Saved entries:
# # # # #
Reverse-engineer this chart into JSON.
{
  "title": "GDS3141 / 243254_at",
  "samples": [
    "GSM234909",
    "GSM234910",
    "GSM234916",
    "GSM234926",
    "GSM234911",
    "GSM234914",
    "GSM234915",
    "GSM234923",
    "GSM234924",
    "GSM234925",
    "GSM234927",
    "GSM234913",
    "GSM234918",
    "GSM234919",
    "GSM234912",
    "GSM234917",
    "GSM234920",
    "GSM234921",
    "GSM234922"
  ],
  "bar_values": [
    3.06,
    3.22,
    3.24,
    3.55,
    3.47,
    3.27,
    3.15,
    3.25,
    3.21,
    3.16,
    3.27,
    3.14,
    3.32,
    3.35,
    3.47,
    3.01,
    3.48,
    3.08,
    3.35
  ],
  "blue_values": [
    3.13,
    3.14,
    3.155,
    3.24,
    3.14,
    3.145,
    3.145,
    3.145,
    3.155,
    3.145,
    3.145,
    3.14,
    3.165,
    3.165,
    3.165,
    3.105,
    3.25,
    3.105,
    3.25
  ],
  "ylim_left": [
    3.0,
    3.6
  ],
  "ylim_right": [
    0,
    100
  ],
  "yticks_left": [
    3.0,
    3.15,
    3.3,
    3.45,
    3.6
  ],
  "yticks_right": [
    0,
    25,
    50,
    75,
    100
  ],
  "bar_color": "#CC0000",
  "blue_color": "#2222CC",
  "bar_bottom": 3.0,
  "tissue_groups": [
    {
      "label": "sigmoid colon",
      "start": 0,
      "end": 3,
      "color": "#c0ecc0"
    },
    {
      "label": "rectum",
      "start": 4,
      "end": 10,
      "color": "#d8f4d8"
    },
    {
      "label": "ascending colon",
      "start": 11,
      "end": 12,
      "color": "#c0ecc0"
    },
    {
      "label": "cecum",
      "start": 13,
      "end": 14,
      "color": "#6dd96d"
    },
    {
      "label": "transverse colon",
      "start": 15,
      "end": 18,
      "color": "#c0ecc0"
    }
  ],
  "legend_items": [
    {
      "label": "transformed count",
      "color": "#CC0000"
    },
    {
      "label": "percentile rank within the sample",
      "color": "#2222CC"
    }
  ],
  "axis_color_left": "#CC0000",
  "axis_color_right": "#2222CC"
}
# # # # #
**Given instruction**
Restate each entry exactly, skipping none.

**Solution**
Reverse-engineer this chart into JSON.
{
  "title": "GDS3141 / 243254_at",
  "samples": [
    "GSM234909",
    "GSM234910",
    "GSM234916",
    "GSM234926",
    "GSM234911",
    "GSM234914",
    "GSM234915",
    "GSM234923",
    "GSM234924",
    "GSM234925",
    "GSM234927",
    "GSM234913",
    "GSM234918",
    "GSM234919",
    "GSM234912",
    "GSM234917",
    "GSM234920",
    "GSM234921",
    "GSM234922"
  ],
  "bar_values": [
    3.06,
    3.22,
    3.24,
    3.55,
    3.47,
    3.27,
    3.15,
    3.25,
    3.21,
    3.16,
    3.27,
    3.14,
    3.32,
    3.35,
    3.47,
    3.01,
    3.48,
    3.08,
    3.35
  ],
  "blue_values": [
    3.13,
    3.14,
    3.155,
    3.24,
    3.14,
    3.145,
    3.145,
    3.145,
    3.155,
    3.145,
    3.145,
    3.14,
    3.165,
    3.165,
    3.165,
    3.105,
    3.25,
    3.105,
    3.25
  ],
  "ylim_left": [
    3.0,
    3.6
  ],
  "ylim_right": [
    0,
    100
  ],
  "yticks_left": [
    3.0,
    3.15,
    3.3,
    3.45,
    3.6
  ],
  "yticks_right": [
    0,
    25,
    50,
    75,
    100
  ],
  "bar_color": "#CC0000",
  "blue_color": "#2222CC",
  "bar_bottom": 3.0,
  "tissue_groups": [
    {
      "label": "sigmoid colon",
      "start": 0,
      "end": 3,
      "color": "#c0ecc0"
    },
    {
      "label": "rectum",
      "start": 4,
      "end": 10,
      "color": "#d8f4d8"
    },
    {
      "label": "ascending colon",
      "start": 11,
      "end": 12,
      "color": "#c0ecc0"
    },
    {
      "label": "cecum",
      "start": 13,
      "end": 14,
      "color": "#6dd96d"
    },
    {
      "label": "transverse colon",
      "start": 15,
      "end": 18,
      "color": "#c0ecc0"
    }
  ],
  "legend_items": [
    {
      "label": "transformed count",
      "color": "#CC0000"
    },
    {
      "label": "percentile rank within the sample",
      "color": "#2222CC"
    }
  ],
  "axis_color_left": "#CC0000",
  "axis_color_right": "#2222CC"
}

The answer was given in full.